Stored data:
++++++

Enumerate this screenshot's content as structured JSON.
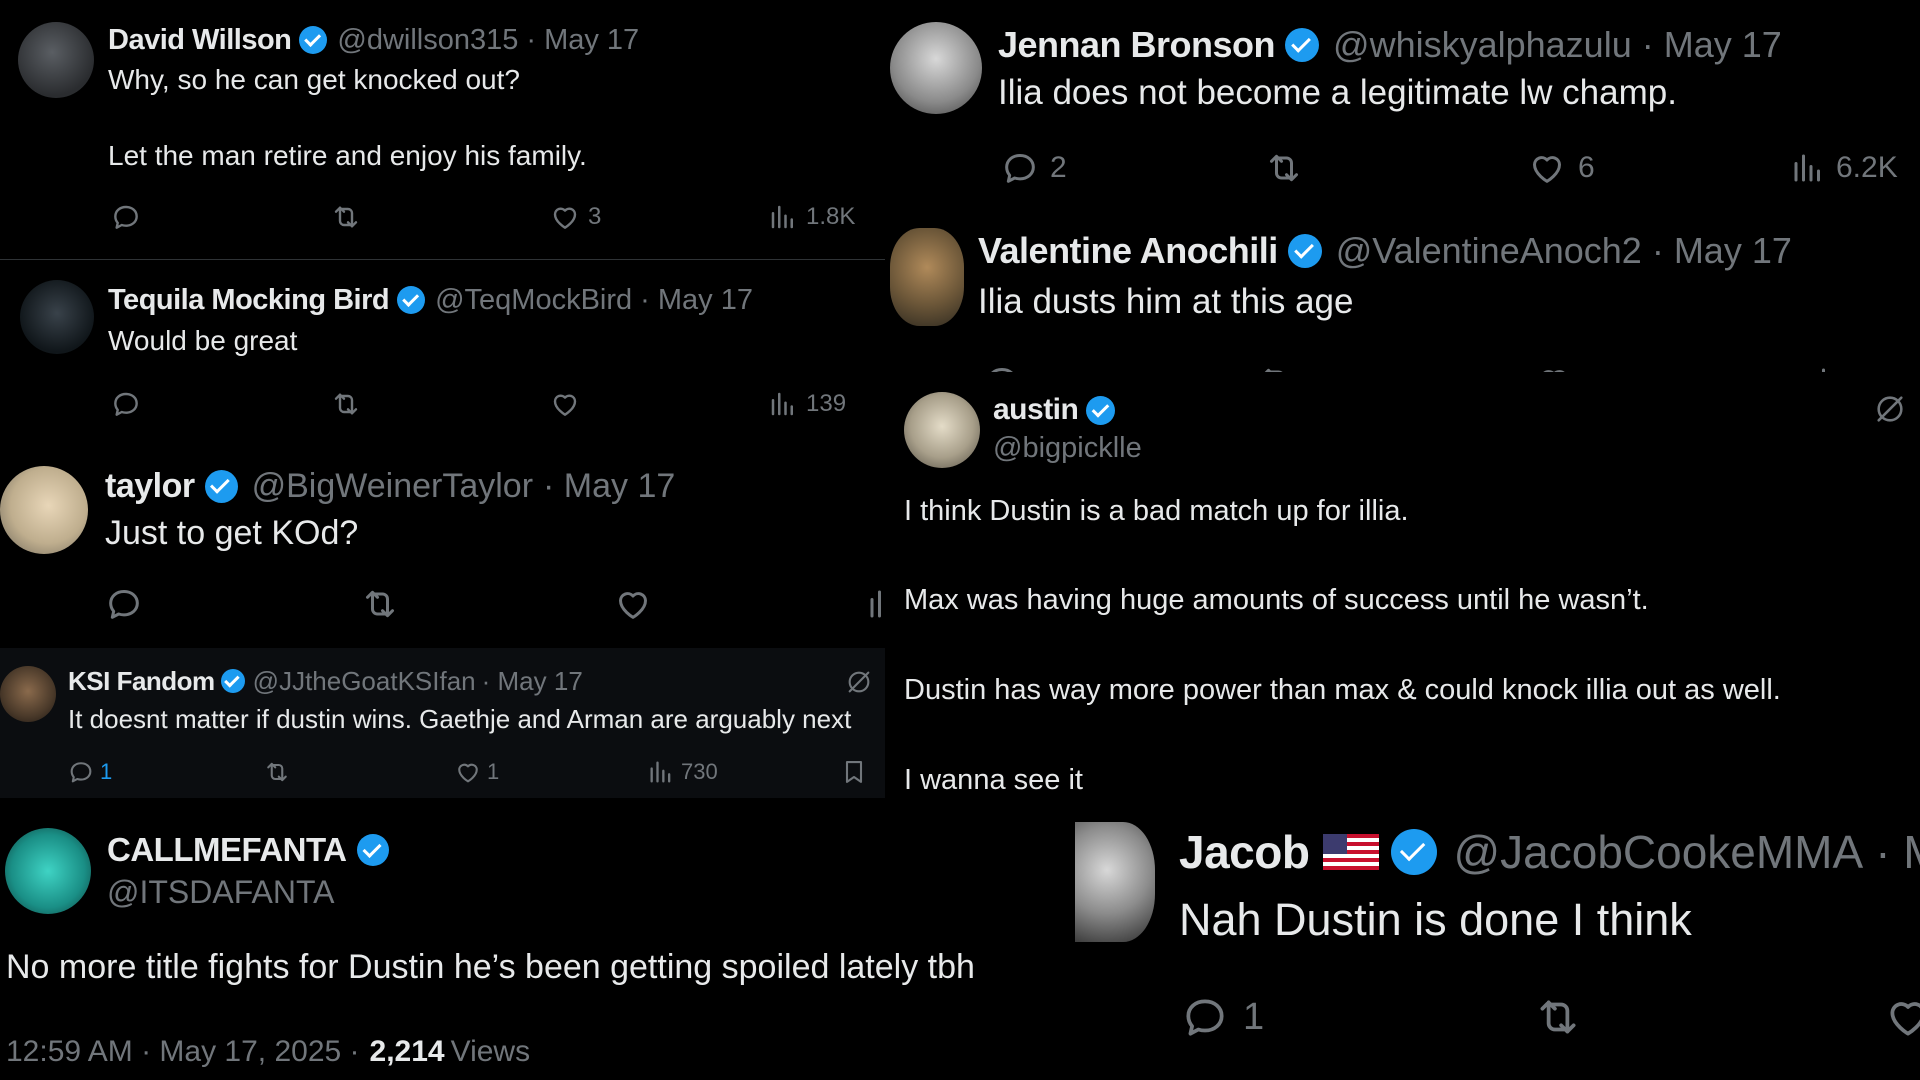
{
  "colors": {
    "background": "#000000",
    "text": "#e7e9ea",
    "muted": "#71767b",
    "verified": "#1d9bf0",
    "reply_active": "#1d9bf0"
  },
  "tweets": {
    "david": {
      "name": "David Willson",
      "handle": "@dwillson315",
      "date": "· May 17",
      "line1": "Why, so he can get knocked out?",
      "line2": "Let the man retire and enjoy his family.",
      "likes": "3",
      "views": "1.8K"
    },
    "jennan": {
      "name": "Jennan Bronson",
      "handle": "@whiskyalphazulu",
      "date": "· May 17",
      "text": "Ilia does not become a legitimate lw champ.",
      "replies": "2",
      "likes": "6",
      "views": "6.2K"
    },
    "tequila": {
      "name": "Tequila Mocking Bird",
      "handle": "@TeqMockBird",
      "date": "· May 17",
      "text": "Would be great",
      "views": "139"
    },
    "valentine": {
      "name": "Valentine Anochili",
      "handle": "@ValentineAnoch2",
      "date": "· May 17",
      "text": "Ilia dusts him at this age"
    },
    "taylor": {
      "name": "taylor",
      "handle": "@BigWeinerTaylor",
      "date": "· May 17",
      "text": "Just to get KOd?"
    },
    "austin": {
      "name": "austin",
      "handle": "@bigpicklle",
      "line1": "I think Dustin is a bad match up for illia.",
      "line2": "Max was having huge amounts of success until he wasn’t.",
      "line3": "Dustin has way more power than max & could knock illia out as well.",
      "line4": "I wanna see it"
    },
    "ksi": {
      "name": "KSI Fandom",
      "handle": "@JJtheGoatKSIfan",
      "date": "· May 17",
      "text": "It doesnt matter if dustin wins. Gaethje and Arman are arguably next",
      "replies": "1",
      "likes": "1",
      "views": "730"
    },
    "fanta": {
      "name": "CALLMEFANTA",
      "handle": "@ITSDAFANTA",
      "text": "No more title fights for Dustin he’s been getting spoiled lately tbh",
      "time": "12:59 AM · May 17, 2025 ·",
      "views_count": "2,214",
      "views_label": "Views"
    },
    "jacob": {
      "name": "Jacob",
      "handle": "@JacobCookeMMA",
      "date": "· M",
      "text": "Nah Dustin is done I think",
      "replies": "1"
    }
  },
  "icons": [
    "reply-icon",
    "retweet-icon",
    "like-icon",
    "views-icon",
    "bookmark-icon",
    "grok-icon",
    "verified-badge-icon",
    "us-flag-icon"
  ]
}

++++++

TASK TO CARRY OUT:
Quote the entries in full. Any image among them is to be omitted from the copy.

TASK ANSWER:
Enumerate this screenshot's content as structured JSON.
{
  "colors": {
    "background": "#000000",
    "text": "#e7e9ea",
    "muted": "#71767b",
    "verified": "#1d9bf0",
    "reply_active": "#1d9bf0"
  },
  "tweets": {
    "david": {
      "name": "David Willson",
      "handle": "@dwillson315",
      "date": "· May 17",
      "line1": "Why, so he can get knocked out?",
      "line2": "Let the man retire and enjoy his family.",
      "likes": "3",
      "views": "1.8K"
    },
    "jennan": {
      "name": "Jennan Bronson",
      "handle": "@whiskyalphazulu",
      "date": "· May 17",
      "text": "Ilia does not become a legitimate lw champ.",
      "replies": "2",
      "likes": "6",
      "views": "6.2K"
    },
    "tequila": {
      "name": "Tequila Mocking Bird",
      "handle": "@TeqMockBird",
      "date": "· May 17",
      "text": "Would be great",
      "views": "139"
    },
    "valentine": {
      "name": "Valentine Anochili",
      "handle": "@ValentineAnoch2",
      "date": "· May 17",
      "text": "Ilia dusts him at this age"
    },
    "taylor": {
      "name": "taylor",
      "handle": "@BigWeinerTaylor",
      "date": "· May 17",
      "text": "Just to get KOd?"
    },
    "austin": {
      "name": "austin",
      "handle": "@bigpicklle",
      "line1": "I think Dustin is a bad match up for illia.",
      "line2": "Max was having huge amounts of success until he wasn’t.",
      "line3": "Dustin has way more power than max & could knock illia out as well.",
      "line4": "I wanna see it"
    },
    "ksi": {
      "name": "KSI Fandom",
      "handle": "@JJtheGoatKSIfan",
      "date": "· May 17",
      "text": "It doesnt matter if dustin wins. Gaethje and Arman are arguably next",
      "replies": "1",
      "likes": "1",
      "views": "730"
    },
    "fanta": {
      "name": "CALLMEFANTA",
      "handle": "@ITSDAFANTA",
      "text": "No more title fights for Dustin he’s been getting spoiled lately tbh",
      "time": "12:59 AM · May 17, 2025 ·",
      "views_count": "2,214",
      "views_label": "Views"
    },
    "jacob": {
      "name": "Jacob",
      "handle": "@JacobCookeMMA",
      "date": "· M",
      "text": "Nah Dustin is done I think",
      "replies": "1"
    }
  },
  "icons": [
    "reply-icon",
    "retweet-icon",
    "like-icon",
    "views-icon",
    "bookmark-icon",
    "grok-icon",
    "verified-badge-icon",
    "us-flag-icon"
  ]
}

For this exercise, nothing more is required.